▶ TASK SET
1. In the CheetahClaws write-up, what other project is CheetahClaws said to be less minimal than?
2. Reproduce everything in the CheetahClaws write-up from "CheetahClaws: A Mixed-Mode" down to "day-to-day coding work.".

▶ SELECTED EXCERPT
-- -- --

CheetahClaws: A Mixed-Mode Editing Stack with Real Guardrails
CheetahClaws does not route every file mutation through one grand edit protocol. Instead it combines straightforward whole-file writes, exact string replacement, capability-gated kernel tools, notebook cell edits, unified diffs, and path-security checks. It is less doctrinaire than Reasonix and less minimal than ADK-Rust, but also more obviously useful in day-to-day coding work.
Why It Belongs in a File-Editing Blog
CheetahClaws is interesting because it refuses to pretend there is only one way an agent should edit code. The repo keeps an older REPL-facing file tool layer, adds a newer capability-gated kernel layer, and then supplements both with notebook editing, diff tooling, checkpoint backups, and shell safety checks.
That makes it a strong contrast case. Some harnesses chase one elegant mutation idea: SEARCH/REPLACE blocks, hash anchors, AST-native rewrites, or provider-native editors. CheetahClaws goes the other direction: build several explicit mutation tools, show the diff, enforce path rules, and let the agent choose the right one.
Two Editing Planes, Not One
| Plane | Main files | Editing style |
|---|---|---|
| Legacy REPL tool path | tools/fs.py, tools/__init__.py |
Human-oriented string results, direct write/edit helpers, diff feedback, permission-mode prompts |
| Kernel tool path | cc_kernel/tools/builtin.py, cc_kernel/tools/registry.py, cc_kernel/tools/diff_tool.py |
Structured dict responses, per-agent capability checks, explicit fs grants, stricter write semantics |
| Specialized mutation tools | tools/notebook.py, checkpoint/store.py |
Notebook cell replacement/insert/delete plus pre-edit backups and restore snapshots |
The repo chooses explicit tools over one magic matcher
This is the key framing. CheetahClaws is not trying to teach every model one house edit grammar. It gives the model whole-file write, exact-string edit, diff comparison, notebook edit, and bash-assisted mutation options, then fences them with permissions and path checks.

-- -- --

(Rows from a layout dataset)

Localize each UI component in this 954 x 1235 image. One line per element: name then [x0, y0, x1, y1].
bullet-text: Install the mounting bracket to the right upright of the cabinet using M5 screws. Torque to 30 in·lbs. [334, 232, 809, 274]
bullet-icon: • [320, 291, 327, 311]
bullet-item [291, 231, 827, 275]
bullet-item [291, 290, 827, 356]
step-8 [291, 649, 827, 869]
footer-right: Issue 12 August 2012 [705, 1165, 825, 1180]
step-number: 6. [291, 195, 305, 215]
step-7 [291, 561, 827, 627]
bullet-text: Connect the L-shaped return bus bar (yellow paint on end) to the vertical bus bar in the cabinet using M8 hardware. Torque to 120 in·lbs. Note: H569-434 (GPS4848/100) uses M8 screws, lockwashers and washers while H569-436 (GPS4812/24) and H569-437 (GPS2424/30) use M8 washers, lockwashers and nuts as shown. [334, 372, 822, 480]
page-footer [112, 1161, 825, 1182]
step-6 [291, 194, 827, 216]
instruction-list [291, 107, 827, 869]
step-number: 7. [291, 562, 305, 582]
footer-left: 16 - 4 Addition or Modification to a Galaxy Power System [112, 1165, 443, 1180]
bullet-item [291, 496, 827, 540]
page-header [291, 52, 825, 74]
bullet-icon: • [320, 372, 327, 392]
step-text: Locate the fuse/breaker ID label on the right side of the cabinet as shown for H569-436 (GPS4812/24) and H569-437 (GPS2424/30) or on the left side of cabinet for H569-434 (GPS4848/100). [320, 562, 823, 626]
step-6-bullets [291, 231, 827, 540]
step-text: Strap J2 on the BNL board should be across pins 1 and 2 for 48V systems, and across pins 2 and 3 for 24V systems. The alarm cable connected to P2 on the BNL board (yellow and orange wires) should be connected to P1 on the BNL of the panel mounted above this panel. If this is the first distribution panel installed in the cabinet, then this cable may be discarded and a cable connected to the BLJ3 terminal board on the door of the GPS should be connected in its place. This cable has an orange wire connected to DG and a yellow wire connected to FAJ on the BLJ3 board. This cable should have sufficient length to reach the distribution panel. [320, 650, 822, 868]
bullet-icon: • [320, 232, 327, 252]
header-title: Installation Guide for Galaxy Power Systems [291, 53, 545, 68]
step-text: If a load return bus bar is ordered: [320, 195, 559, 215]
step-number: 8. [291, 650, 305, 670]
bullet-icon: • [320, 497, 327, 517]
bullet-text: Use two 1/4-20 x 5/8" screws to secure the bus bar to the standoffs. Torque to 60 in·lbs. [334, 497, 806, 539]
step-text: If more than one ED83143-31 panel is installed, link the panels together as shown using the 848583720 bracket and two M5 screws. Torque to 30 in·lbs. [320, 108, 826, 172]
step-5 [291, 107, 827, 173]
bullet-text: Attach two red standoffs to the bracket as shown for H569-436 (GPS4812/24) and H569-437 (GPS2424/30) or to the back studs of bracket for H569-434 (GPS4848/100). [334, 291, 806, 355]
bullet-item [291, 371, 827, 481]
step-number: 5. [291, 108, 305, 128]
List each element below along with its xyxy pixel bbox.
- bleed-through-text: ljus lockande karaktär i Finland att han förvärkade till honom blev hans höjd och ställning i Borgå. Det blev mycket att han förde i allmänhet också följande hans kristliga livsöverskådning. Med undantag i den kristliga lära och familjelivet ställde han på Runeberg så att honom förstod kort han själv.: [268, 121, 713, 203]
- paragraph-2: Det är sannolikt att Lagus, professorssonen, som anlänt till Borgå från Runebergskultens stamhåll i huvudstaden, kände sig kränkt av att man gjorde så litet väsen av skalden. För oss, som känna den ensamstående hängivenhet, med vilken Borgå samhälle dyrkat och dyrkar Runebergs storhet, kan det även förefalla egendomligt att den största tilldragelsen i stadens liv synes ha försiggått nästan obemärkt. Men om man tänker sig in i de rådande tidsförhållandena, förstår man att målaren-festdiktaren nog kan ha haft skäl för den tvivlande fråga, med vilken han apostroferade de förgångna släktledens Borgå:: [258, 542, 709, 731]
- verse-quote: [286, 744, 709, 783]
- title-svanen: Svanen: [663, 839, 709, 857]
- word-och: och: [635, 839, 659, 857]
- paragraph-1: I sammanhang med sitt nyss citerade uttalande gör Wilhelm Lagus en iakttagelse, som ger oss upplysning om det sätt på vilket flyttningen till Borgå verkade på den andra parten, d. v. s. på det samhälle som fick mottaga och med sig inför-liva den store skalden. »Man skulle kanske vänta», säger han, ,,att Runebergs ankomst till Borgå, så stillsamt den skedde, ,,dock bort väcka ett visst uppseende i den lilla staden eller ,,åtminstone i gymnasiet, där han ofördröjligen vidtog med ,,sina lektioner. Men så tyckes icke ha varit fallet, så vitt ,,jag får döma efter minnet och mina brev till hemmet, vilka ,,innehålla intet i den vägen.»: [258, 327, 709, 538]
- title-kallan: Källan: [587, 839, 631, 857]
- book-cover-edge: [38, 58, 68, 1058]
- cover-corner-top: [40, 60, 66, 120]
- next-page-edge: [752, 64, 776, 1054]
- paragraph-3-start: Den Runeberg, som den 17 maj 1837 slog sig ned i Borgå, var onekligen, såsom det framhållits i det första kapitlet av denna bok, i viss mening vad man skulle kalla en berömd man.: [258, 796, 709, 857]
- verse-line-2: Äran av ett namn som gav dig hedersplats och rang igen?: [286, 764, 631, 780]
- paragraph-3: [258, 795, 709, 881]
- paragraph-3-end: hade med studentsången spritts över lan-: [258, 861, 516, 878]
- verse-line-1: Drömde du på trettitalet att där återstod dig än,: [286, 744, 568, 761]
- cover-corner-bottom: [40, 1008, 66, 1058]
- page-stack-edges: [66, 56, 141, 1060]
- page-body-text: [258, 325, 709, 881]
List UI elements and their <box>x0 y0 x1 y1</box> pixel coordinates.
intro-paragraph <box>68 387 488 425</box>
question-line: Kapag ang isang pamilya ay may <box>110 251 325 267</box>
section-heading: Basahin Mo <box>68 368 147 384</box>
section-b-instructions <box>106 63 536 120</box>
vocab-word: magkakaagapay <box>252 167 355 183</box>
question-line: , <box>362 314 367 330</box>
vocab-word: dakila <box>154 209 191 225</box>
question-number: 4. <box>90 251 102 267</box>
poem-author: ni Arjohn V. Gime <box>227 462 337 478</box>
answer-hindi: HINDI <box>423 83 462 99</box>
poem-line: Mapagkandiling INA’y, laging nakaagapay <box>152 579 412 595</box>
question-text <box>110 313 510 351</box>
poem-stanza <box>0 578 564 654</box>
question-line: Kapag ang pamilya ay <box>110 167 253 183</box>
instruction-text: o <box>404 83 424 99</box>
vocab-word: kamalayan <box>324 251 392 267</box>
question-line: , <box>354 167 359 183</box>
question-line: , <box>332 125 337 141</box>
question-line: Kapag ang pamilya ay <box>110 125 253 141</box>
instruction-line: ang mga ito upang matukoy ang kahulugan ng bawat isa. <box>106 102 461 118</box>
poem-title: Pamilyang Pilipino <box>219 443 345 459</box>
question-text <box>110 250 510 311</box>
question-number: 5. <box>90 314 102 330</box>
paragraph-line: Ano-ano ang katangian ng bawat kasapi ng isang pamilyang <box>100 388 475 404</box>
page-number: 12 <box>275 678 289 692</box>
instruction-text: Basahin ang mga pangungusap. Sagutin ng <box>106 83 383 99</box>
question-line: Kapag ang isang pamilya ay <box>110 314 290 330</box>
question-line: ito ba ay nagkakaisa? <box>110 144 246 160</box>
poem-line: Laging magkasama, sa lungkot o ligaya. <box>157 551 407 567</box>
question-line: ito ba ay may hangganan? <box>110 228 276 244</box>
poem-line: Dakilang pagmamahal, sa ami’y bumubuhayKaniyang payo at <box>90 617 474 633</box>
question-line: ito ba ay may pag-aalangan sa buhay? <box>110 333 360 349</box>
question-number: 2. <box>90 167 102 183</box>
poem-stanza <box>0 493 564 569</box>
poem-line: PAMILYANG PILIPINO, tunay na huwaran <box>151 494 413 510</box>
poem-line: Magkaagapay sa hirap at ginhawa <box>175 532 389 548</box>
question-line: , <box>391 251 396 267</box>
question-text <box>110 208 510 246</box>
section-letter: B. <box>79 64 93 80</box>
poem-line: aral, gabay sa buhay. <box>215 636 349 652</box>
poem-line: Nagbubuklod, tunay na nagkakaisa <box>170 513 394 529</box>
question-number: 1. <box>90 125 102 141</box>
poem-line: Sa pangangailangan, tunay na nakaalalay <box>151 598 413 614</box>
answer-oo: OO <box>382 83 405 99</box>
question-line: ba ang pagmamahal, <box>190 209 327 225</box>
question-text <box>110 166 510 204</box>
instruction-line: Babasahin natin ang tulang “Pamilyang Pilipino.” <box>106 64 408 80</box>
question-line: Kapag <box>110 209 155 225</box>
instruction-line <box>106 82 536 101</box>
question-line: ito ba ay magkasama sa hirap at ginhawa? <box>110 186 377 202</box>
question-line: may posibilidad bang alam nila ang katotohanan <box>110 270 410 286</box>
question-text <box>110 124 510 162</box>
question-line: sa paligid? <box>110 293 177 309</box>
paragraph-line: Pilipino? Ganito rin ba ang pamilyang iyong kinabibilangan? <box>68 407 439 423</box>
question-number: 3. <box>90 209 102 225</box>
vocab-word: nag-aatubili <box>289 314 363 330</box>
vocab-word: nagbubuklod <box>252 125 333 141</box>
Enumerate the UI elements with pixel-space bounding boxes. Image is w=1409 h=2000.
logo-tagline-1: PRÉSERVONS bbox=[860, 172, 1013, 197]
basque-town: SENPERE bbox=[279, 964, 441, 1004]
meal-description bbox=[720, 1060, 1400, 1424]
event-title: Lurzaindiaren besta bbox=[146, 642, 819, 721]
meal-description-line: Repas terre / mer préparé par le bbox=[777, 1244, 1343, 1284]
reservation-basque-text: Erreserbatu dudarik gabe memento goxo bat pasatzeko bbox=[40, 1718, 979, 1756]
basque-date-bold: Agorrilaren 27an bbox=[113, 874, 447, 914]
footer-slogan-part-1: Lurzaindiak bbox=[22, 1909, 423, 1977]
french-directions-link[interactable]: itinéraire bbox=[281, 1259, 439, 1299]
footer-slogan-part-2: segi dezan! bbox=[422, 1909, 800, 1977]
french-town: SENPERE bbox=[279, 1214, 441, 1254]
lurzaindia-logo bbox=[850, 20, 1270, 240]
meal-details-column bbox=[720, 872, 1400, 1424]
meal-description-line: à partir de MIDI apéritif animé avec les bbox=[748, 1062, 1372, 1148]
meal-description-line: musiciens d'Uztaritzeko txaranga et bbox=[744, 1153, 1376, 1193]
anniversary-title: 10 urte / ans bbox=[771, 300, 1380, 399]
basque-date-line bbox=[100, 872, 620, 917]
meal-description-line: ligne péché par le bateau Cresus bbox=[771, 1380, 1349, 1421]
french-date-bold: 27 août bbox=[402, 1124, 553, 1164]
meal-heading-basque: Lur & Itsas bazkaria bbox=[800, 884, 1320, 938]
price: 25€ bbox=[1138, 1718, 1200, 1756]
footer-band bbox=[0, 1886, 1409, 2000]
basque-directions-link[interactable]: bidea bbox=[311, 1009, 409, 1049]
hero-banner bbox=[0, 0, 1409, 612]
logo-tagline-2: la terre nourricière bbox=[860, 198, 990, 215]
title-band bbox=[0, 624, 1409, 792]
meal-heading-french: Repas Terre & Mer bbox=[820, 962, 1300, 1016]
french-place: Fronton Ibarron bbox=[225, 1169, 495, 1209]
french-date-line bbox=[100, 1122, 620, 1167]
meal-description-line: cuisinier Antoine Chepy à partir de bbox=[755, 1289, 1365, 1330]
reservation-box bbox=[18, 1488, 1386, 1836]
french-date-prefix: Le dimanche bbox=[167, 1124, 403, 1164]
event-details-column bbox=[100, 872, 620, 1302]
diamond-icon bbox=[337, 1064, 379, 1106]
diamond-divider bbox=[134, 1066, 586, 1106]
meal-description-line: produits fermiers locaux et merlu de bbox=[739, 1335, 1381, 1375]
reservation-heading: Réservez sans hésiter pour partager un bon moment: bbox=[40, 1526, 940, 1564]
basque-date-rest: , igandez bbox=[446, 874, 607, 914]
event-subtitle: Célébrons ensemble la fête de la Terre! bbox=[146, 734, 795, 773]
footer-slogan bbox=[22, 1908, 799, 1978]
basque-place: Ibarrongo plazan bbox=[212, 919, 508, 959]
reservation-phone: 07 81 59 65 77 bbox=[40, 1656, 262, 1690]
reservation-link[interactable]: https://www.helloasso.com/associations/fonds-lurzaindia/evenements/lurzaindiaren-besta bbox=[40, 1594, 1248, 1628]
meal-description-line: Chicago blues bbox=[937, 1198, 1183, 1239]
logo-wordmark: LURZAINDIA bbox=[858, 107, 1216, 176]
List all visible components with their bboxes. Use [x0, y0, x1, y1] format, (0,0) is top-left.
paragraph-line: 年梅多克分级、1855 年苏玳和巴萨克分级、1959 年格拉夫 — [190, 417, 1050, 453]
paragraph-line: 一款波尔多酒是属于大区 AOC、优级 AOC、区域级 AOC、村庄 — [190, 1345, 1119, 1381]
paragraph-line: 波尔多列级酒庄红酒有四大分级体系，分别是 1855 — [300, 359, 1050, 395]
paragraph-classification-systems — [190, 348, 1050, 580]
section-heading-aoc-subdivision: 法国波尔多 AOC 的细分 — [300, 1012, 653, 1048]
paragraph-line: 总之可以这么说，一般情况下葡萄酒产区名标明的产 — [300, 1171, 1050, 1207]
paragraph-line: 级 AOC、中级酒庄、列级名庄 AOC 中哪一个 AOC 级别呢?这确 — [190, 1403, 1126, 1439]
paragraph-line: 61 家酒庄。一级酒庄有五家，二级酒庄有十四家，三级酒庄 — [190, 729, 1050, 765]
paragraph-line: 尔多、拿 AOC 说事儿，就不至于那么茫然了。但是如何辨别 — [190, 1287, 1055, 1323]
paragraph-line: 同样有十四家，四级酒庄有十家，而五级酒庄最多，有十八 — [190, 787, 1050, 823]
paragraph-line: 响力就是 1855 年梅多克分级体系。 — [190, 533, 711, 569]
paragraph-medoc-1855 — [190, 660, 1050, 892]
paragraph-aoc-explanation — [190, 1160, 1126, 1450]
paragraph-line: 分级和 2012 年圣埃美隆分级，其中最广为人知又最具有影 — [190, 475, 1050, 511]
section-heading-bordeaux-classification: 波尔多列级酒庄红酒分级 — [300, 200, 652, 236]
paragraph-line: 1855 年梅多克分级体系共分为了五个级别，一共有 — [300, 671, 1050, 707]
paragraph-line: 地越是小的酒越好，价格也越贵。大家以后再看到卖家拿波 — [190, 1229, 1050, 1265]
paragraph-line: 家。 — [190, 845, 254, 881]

-- -- --

▶ SOLUTIONS
1. ADK-Rust.

2.
CheetahClaws: A Mixed-Mode Editing Stack with Real Guardrails
CheetahClaws does not route every file mutation through one grand edit protocol. Instead it combines straightforward whole-file writes, exact string replacement, capability-gated kernel tools, notebook cell edits, unified diffs, and path-security checks. It is less doctrinaire than Reasonix and less minimal than ADK-Rust, but also more obviously useful in day-to-day coding work.